--- start SOURCE ---

Tip: when loading film look at the rewind knob ... make sure it turns as you advance to 1


----------



## wdh1974 (Jan 7, 2014)

Yeah, i think i got it this time lol, you guys are great thanks for all the reply's!


----------



## Derrel (Jan 7, 2014)

wdh1974 said:


> Im a total noob so anything is possible, but i do remember the film locking into the grooves and i gave the lever a little turn to make sure its locked in, unless it popped off inside.
> 
> Ill take the blame for this one lol, gonna load another and MAKE SURE its in



On a classic 35mm camera, watch to make SURE the rewind crank spins counter-clockwise as you ADVANCE the film each time...THAT is the critical test to determine if the film leader has stayed in the take-up slot. I'm with Josh...my guess is you developed an UN-exposed roll of film.


----------



## snowbear (Jan 7, 2014)

wdh1974 said:


> This mistake makes me like film more and digital less, kinda feels good to screw up at the start, makes you step back and think more.


And it will also make you slow down and think about what you're doing before you hit the shutter!


----------



## limr (Jan 7, 2014)

Josh66 said:


> I don't think the lab is at fault here - BUT, since they blamed it on "the film being upside down", they obviously don't know what they're talking about - so you'll probably want to find a new lab anyway.



This.



dxqcanada said:


> Yes, *if they really goofed on the processing of the film the number/lettering on the sides of the film would be affected.* If they looked clear and exposed then the frames were not exposed.
> 
> When first loading and winding the film did you notice the rewind knob moving ?
> When rewinding you should have felt resistance for a while before it came loose.
> The shutter is opening/closing ? You can see light during the exposure when you trip the shutter (while looking through the open back) ?



And this.

User error: If you had loaded the film backwards, the pictures would have been redscale. 

Developing error: If the developing was screwed up, you'd see no markings.

Camera error: Visible markings, but clear frames - film wasn't exposed for whatever reason. Could still have been user error if the film didn't take and you didn't realize it. That just comes with experience, though. It's something we've all done


----------



## Josh66 (Jan 7, 2014)

limr said:


> Could still have been user error if the film didn't take and you didn't realize it. That just comes with experience, though. *It's something we've all done*


And that is why we all suspected that, lol.

Now you know.  Don't beat yourself up over it.  Learn, and move on.


----------



## Derrel (Jan 7, 2014)

Consider this one of your first "shooting film war stories"...

If you have NEVER screwed up loading a roll of film, or a cassette or cartridge, or a magazine of film, or a sheet film holder, or any kind of film, then you have NOT shot much film.

One of my personal faves is shooting bulk film and loading it into reloadable cartridges...and exposing a roll, then accidentally dropping it on a hard floor surface, and watching as the little silver ring-top pops off and ruins the ENTIRE film in oh, I guess maybe 3,4 milliseconds... now THAT's a "*fun times were had by all*" kinda' memory!!!


----------



## Josh66 (Jan 7, 2014)

Derrel said:


> Consider this one of your first "shooting film war stories"...
> 
> If you have NEVER screwed up loading a roll of film, or a cassette or cartriodge, or a magazine of film, or a sheet film holder, or any kind of film, then you have NOT shot much film.

--- end SOURCE ---
--- start LISTED RECORDS ---

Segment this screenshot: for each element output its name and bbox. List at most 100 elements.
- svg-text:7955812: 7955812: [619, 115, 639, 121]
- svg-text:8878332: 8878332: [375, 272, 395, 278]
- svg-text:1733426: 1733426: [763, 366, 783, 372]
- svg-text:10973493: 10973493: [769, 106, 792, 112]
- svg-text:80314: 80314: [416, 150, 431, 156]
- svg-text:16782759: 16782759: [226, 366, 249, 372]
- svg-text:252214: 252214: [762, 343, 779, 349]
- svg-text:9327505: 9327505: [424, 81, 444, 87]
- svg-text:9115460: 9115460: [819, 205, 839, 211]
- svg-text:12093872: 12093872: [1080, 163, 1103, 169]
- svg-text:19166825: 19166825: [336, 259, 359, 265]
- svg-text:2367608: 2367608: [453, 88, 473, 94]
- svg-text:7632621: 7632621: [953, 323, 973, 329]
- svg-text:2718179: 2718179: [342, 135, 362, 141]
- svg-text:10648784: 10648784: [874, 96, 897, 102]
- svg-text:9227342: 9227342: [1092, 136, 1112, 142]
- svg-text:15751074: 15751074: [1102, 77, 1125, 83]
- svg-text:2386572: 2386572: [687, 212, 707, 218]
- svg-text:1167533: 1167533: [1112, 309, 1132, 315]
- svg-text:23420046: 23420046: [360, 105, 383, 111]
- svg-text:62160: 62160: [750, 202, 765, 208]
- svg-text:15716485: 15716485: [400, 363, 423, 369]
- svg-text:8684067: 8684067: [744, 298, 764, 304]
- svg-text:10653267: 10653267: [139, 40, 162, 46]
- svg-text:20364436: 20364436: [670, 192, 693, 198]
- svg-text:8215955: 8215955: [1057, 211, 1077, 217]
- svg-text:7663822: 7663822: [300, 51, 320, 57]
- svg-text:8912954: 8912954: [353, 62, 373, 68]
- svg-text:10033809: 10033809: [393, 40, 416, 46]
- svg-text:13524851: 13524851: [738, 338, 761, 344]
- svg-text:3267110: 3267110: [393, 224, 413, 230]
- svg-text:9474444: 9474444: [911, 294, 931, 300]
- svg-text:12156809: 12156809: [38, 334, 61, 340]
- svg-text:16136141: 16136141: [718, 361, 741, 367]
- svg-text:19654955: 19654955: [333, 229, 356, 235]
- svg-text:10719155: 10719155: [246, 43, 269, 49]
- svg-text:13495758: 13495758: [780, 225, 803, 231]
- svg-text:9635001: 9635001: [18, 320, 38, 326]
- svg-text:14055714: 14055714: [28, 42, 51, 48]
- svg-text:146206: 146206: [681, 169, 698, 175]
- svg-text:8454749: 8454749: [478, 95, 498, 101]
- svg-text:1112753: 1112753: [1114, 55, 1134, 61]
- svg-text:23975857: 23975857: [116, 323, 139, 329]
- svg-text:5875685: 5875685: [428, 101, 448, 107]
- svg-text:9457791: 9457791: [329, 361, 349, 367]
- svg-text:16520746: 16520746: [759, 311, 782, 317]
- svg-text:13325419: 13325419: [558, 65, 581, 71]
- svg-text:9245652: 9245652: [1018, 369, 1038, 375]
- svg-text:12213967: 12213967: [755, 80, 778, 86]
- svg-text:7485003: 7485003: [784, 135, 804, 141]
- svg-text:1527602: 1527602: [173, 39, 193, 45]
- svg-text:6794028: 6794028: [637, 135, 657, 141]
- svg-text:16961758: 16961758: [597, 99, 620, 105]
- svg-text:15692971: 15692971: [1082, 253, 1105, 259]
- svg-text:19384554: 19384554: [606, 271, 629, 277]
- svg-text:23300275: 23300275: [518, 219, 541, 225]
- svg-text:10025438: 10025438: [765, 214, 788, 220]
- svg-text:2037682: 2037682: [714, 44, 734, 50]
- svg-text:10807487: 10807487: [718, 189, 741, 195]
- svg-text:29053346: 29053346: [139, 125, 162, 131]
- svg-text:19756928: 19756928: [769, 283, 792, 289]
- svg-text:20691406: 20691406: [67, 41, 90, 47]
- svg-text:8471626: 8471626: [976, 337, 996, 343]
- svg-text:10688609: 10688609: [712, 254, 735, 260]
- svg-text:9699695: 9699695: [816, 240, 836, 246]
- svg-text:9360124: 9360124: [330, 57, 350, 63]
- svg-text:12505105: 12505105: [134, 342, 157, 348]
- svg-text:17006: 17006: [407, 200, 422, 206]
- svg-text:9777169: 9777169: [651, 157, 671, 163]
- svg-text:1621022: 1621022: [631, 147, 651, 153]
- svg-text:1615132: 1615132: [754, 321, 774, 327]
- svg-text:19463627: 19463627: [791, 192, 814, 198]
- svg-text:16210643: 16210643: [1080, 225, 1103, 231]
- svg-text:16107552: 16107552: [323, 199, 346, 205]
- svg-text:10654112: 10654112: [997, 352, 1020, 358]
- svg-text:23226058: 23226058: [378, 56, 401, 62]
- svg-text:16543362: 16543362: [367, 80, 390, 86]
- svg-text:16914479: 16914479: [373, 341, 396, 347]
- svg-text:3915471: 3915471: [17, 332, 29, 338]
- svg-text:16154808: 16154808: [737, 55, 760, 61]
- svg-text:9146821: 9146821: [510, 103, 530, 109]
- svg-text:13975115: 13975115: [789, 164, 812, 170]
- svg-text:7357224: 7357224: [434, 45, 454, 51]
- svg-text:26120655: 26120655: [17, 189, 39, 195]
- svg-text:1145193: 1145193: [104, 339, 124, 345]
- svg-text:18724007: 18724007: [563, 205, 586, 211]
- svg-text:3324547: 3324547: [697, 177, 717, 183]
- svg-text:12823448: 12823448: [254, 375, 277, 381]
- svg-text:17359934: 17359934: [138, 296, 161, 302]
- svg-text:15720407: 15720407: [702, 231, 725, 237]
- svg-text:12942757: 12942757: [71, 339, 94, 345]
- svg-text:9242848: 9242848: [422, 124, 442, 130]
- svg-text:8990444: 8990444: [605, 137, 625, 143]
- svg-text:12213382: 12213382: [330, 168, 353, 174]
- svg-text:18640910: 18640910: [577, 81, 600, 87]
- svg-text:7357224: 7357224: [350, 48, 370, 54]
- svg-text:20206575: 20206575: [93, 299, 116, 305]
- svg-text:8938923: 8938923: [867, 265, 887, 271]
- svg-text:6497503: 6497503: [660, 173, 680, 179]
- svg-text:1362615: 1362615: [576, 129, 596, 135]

--- end LISTED RECORDS ---

- _WRITTEN PROBLEM 1_: In the forum thread on film loading, in which direction should the rewind crank of a classic 35mm camera spin as the film is advanced?
- _WRITTEN PROBLEM 2_: Duplicate the passage of the forum thread from "User error: If" to "see no markings.".

- _PROBLEM SOLUTION 1_: Counter-clockwise.

- _PROBLEM SOLUTION 2_:
User error: If you had loaded the film backwards, the pictures would have been redscale. 

Developing error: If the developing was screwed up, you'd see no markings.